• [Challenge]:
Identify the lines that contain the word "just" and copy each one.

• [Data excerpts]:

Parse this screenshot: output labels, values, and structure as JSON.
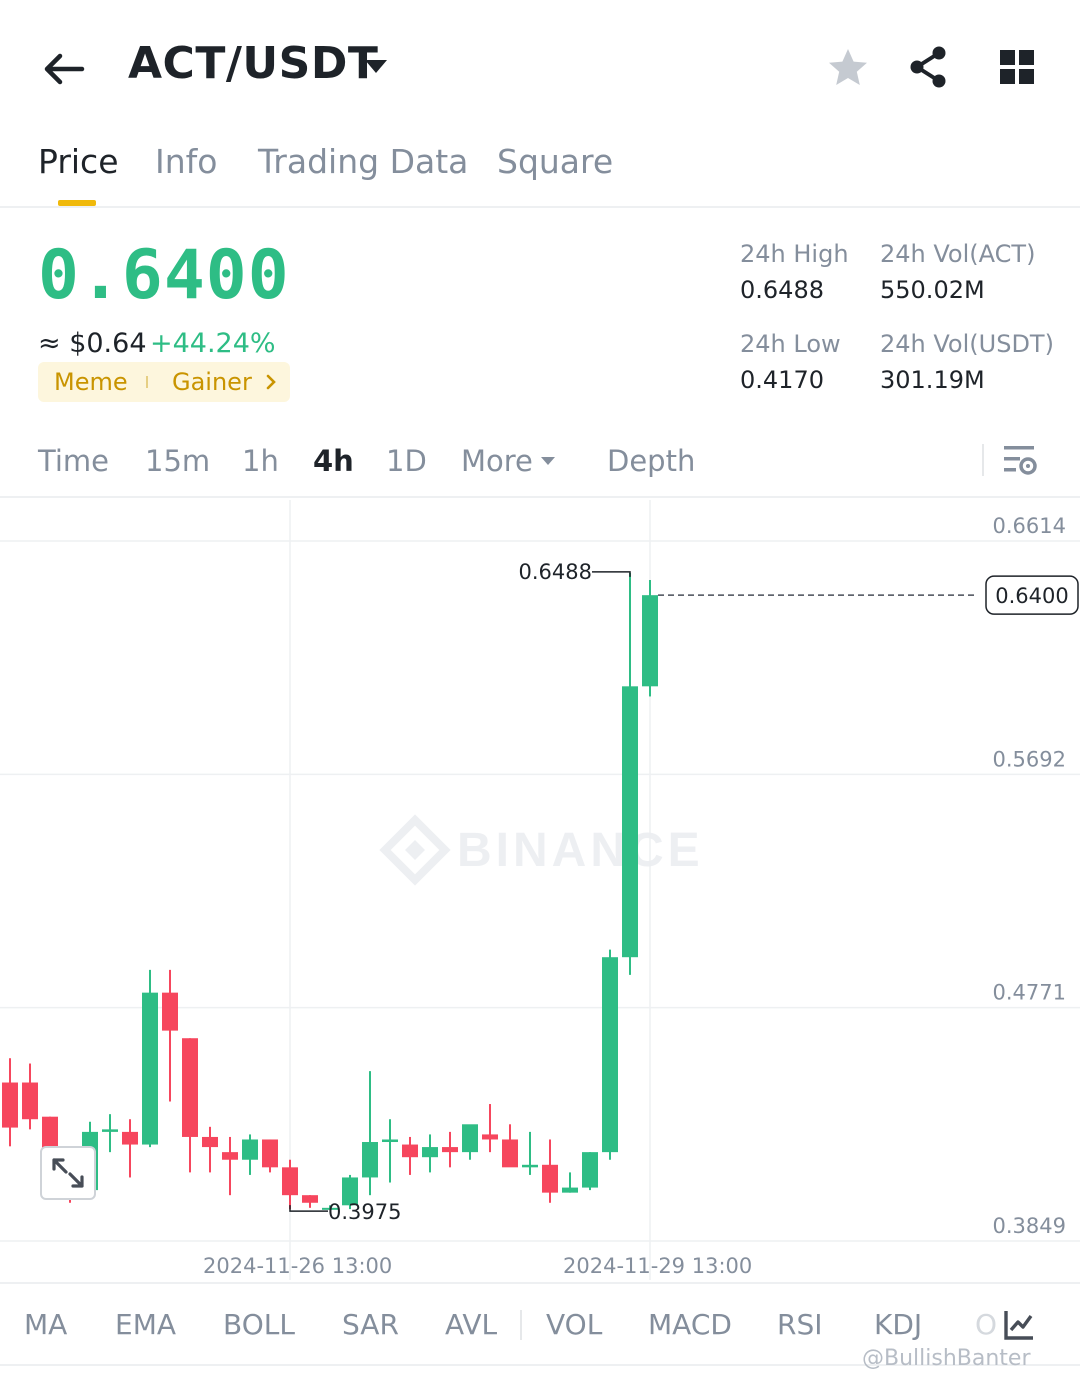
{
  "header": {
    "pair": "ACT/USDT",
    "icons": [
      "back-arrow-icon",
      "caret-down-icon",
      "star-icon",
      "share-icon",
      "grid-icon"
    ]
  },
  "tabs": [
    {
      "label": "Price",
      "active": true
    },
    {
      "label": "Info",
      "active": false
    },
    {
      "label": "Trading Data",
      "active": false
    },
    {
      "label": "Square",
      "active": false
    }
  ],
  "price": {
    "last": "0.6400",
    "approx": "≈ $0.64",
    "change": "+44.24%",
    "tags": [
      "Meme",
      "Gainer"
    ],
    "colors": {
      "up": "#2ebd85",
      "down": "#f6465d",
      "accent": "#f0b90b"
    }
  },
  "stats": {
    "high_label": "24h High",
    "high_value": "0.6488",
    "low_label": "24h Low",
    "low_value": "0.4170",
    "vol_act_label": "24h Vol(ACT)",
    "vol_act_value": "550.02M",
    "vol_usdt_label": "24h Vol(USDT)",
    "vol_usdt_value": "301.19M"
  },
  "intervals": [
    {
      "label": "Time",
      "active": false
    },
    {
      "label": "15m",
      "active": false
    },
    {
      "label": "1h",
      "active": false
    },
    {
      "label": "4h",
      "active": true
    },
    {
      "label": "1D",
      "active": false
    },
    {
      "label": "More",
      "active": false
    },
    {
      "label": "Depth",
      "active": false
    }
  ],
  "chart_data": {
    "type": "candlestick",
    "interval": "4h",
    "y_ticks": [
      "0.6614",
      "0.5692",
      "0.4771",
      "0.3849"
    ],
    "ylim": [
      0.3849,
      0.6614
    ],
    "x_ticks": [
      "2024-11-26 13:00",
      "2024-11-29 13:00"
    ],
    "current_price": "0.6400",
    "high_marker": "0.6488",
    "low_marker": "0.3975",
    "watermark": "BINANCE",
    "candles": [
      {
        "o": 0.4475,
        "h": 0.4571,
        "l": 0.4223,
        "c": 0.4297
      },
      {
        "o": 0.4475,
        "h": 0.455,
        "l": 0.429,
        "c": 0.433
      },
      {
        "o": 0.434,
        "h": 0.434,
        "l": 0.408,
        "c": 0.41
      },
      {
        "o": 0.41,
        "h": 0.41,
        "l": 0.4,
        "c": 0.405
      },
      {
        "o": 0.405,
        "h": 0.432,
        "l": 0.402,
        "c": 0.428
      },
      {
        "o": 0.428,
        "h": 0.435,
        "l": 0.42,
        "c": 0.429
      },
      {
        "o": 0.428,
        "h": 0.433,
        "l": 0.41,
        "c": 0.423
      },
      {
        "o": 0.423,
        "h": 0.492,
        "l": 0.422,
        "c": 0.483
      },
      {
        "o": 0.483,
        "h": 0.492,
        "l": 0.44,
        "c": 0.468
      },
      {
        "o": 0.465,
        "h": 0.465,
        "l": 0.412,
        "c": 0.426
      },
      {
        "o": 0.426,
        "h": 0.43,
        "l": 0.412,
        "c": 0.422
      },
      {
        "o": 0.42,
        "h": 0.426,
        "l": 0.403,
        "c": 0.417
      },
      {
        "o": 0.417,
        "h": 0.427,
        "l": 0.411,
        "c": 0.425
      },
      {
        "o": 0.425,
        "h": 0.425,
        "l": 0.412,
        "c": 0.414
      },
      {
        "o": 0.414,
        "h": 0.417,
        "l": 0.3975,
        "c": 0.403
      },
      {
        "o": 0.403,
        "h": 0.403,
        "l": 0.398,
        "c": 0.4
      },
      {
        "o": 0.398,
        "h": 0.399,
        "l": 0.398,
        "c": 0.398
      },
      {
        "o": 0.399,
        "h": 0.411,
        "l": 0.3975,
        "c": 0.41
      },
      {
        "o": 0.41,
        "h": 0.452,
        "l": 0.403,
        "c": 0.424
      },
      {
        "o": 0.424,
        "h": 0.433,
        "l": 0.408,
        "c": 0.425
      },
      {
        "o": 0.423,
        "h": 0.426,
        "l": 0.411,
        "c": 0.418
      },
      {
        "o": 0.418,
        "h": 0.427,
        "l": 0.412,
        "c": 0.422
      },
      {
        "o": 0.422,
        "h": 0.428,
        "l": 0.414,
        "c": 0.42
      },
      {
        "o": 0.42,
        "h": 0.43,
        "l": 0.417,
        "c": 0.431
      },
      {
        "o": 0.427,
        "h": 0.439,
        "l": 0.42,
        "c": 0.425
      },
      {
        "o": 0.425,
        "h": 0.431,
        "l": 0.416,
        "c": 0.414
      },
      {
        "o": 0.414,
        "h": 0.428,
        "l": 0.411,
        "c": 0.415
      },
      {
        "o": 0.415,
        "h": 0.425,
        "l": 0.4,
        "c": 0.404
      },
      {
        "o": 0.404,
        "h": 0.412,
        "l": 0.404,
        "c": 0.406
      },
      {
        "o": 0.406,
        "h": 0.42,
        "l": 0.405,
        "c": 0.42
      },
      {
        "o": 0.42,
        "h": 0.5,
        "l": 0.417,
        "c": 0.497
      },
      {
        "o": 0.497,
        "h": 0.6488,
        "l": 0.49,
        "c": 0.604
      },
      {
        "o": 0.604,
        "h": 0.646,
        "l": 0.6,
        "c": 0.64
      }
    ]
  },
  "indicators": [
    "MA",
    "EMA",
    "BOLL",
    "SAR",
    "AVL",
    "VOL",
    "MACD",
    "RSI",
    "KDJ",
    "O"
  ],
  "watermark": "@BullishBanter"
}
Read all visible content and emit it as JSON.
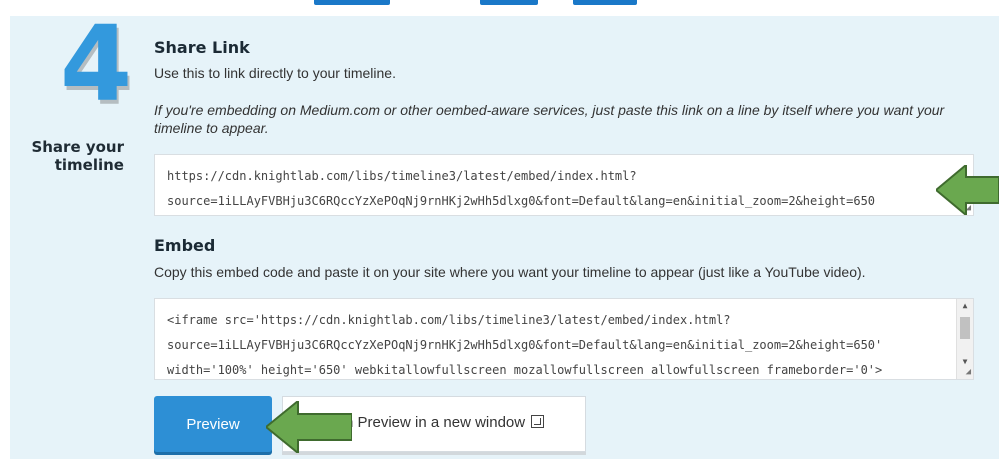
{
  "step": {
    "number": "4",
    "title_line1": "Share your",
    "title_line2": "timeline"
  },
  "share": {
    "heading": "Share Link",
    "desc": "Use this to link directly to your timeline.",
    "note": "If you're embedding on Medium.com or other oembed-aware services, just paste this link on a line by itself where you want your timeline to appear.",
    "url_line1": "https://cdn.knightlab.com/libs/timeline3/latest/embed/index.html?",
    "url_line2": "source=1iLLAyFVBHju3C6RQccYzXePOqNj9rnHKj2wHh5dlxg0&font=Default&lang=en&initial_zoom=2&height=650"
  },
  "embed": {
    "heading": "Embed",
    "desc": "Copy this embed code and paste it on your site where you want your timeline to appear (just like a YouTube video).",
    "code_line1": "<iframe src='https://cdn.knightlab.com/libs/timeline3/latest/embed/index.html?",
    "code_line2": "source=1iLLAyFVBHju3C6RQccYzXePOqNj9rnHKj2wHh5dlxg0&font=Default&lang=en&initial_zoom=2&height=650'",
    "code_line3": "width='100%' height='650' webkitallowfullscreen mozallowfullscreen allowfullscreen frameborder='0'>"
  },
  "buttons": {
    "preview": "Preview",
    "open_preview": "n Preview in a new window"
  },
  "colors": {
    "panel_bg": "#e6f3f9",
    "accent_blue": "#2d8fd5",
    "arrow_green": "#6aa84f"
  },
  "icons": {
    "external": "external-window-icon",
    "arrow": "green-pointer-arrow"
  }
}
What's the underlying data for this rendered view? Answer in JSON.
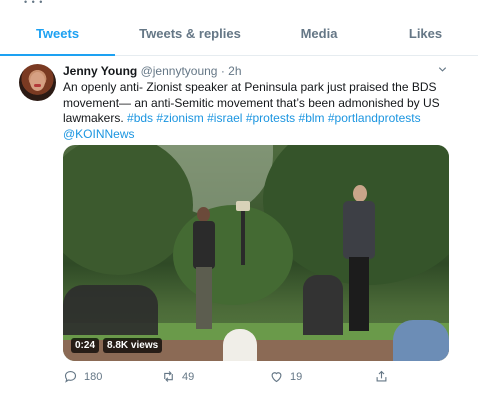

• [Output for this exercise]:
    "note": "If you're embedding on Medium.com or other oembed-aware services, just paste this link on a line by itself where you want your timeline to appear.",
    "desc": "Copy this embed code and paste it on your site where you want your timeline to appear (just like a YouTube video).",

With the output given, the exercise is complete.